>> START

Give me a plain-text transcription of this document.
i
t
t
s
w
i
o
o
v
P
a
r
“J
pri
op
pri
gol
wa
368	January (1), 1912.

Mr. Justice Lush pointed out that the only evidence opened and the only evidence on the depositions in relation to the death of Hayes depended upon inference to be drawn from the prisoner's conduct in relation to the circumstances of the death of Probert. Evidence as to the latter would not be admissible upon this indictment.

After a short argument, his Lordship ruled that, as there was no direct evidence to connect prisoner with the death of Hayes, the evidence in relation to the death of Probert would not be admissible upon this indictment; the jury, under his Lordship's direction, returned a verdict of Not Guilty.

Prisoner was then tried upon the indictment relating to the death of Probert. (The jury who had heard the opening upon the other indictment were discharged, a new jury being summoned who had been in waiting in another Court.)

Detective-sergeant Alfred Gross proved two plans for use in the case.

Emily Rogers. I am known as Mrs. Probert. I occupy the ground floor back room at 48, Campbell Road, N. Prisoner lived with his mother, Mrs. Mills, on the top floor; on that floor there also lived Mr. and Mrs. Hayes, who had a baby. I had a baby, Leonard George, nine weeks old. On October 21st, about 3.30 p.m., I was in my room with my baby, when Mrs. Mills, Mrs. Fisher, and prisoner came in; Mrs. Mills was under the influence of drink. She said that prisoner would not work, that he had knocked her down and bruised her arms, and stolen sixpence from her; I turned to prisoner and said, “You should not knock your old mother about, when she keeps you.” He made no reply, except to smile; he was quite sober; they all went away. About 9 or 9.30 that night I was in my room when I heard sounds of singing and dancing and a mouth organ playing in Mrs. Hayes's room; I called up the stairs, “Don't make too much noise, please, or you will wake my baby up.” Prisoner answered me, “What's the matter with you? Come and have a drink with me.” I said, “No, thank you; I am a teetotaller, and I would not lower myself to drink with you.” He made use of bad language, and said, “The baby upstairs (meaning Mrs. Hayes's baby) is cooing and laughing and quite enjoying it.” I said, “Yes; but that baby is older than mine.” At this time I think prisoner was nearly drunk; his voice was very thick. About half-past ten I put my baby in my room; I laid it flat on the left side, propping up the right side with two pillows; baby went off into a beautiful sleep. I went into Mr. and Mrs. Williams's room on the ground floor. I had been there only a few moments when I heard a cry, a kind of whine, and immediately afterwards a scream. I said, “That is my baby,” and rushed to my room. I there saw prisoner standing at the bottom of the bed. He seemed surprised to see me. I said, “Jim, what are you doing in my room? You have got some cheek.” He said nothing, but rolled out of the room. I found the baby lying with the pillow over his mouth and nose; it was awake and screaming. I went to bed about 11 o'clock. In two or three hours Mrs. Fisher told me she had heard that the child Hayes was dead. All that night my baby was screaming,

>> END

# GIVEN EXERCISE
Emit the records above again, exactly, with no line skipped.

# SOLUTION TO THE PROBLEM
Give me a plain-text transcription of this document.
i
t
t
s
w
i
o
o
v
P
a
r
“J
pri
op
pri
gol
wa
368	January (1), 1912.

Mr. Justice Lush pointed out that the only evidence opened and the only evidence on the depositions in relation to the death of Hayes depended upon inference to be drawn from the prisoner's conduct in relation to the circumstances of the death of Probert. Evidence as to the latter would not be admissible upon this indictment.

After a short argument, his Lordship ruled that, as there was no direct evidence to connect prisoner with the death of Hayes, the evidence in relation to the death of Probert would not be admissible upon this indictment; the jury, under his Lordship's direction, returned a verdict of Not Guilty.

Prisoner was then tried upon the indictment relating to the death of Probert. (The jury who had heard the opening upon the other indictment were discharged, a new jury being summoned who had been in waiting in another Court.)

Detective-sergeant Alfred Gross proved two plans for use in the case.

Emily Rogers. I am known as Mrs. Probert. I occupy the ground floor back room at 48, Campbell Road, N. Prisoner lived with his mother, Mrs. Mills, on the top floor; on that floor there also lived Mr. and Mrs. Hayes, who had a baby. I had a baby, Leonard George, nine weeks old. On October 21st, about 3.30 p.m., I was in my room with my baby, when Mrs. Mills, Mrs. Fisher, and prisoner came in; Mrs. Mills was under the influence of drink. She said that prisoner would not work, that he had knocked her down and bruised her arms, and stolen sixpence from her; I turned to prisoner and said, “You should not knock your old mother about, when she keeps you.” He made no reply, except to smile; he was quite sober; they all went away. About 9 or 9.30 that night I was in my room when I heard sounds of singing and dancing and a mouth organ playing in Mrs. Hayes's room; I called up the stairs, “Don't make too much noise, please, or you will wake my baby up.” Prisoner answered me, “What's the matter with you? Come and have a drink with me.” I said, “No, thank you; I am a teetotaller, and I would not lower myself to drink with you.” He made use of bad language, and said, “The baby upstairs (meaning Mrs. Hayes's baby) is cooing and laughing and quite enjoying it.” I said, “Yes; but that baby is older than mine.” At this time I think prisoner was nearly drunk; his voice was very thick. About half-past ten I put my baby in my room; I laid it flat on the left side, propping up the right side with two pillows; baby went off into a beautiful sleep. I went into Mr. and Mrs. Williams's room on the ground floor. I had been there only a few moments when I heard a cry, a kind of whine, and immediately afterwards a scream. I said, “That is my baby,” and rushed to my room. I there saw prisoner standing at the bottom of the bed. He seemed surprised to see me. I said, “Jim, what are you doing in my room? You have got some cheek.” He said nothing, but rolled out of the room. I found the baby lying with the pillow over his mouth and nose; it was awake and screaming. I went to bed about 11 o'clock. In two or three hours Mrs. Fisher told me she had heard that the child Hayes was dead. All that night my baby was screaming,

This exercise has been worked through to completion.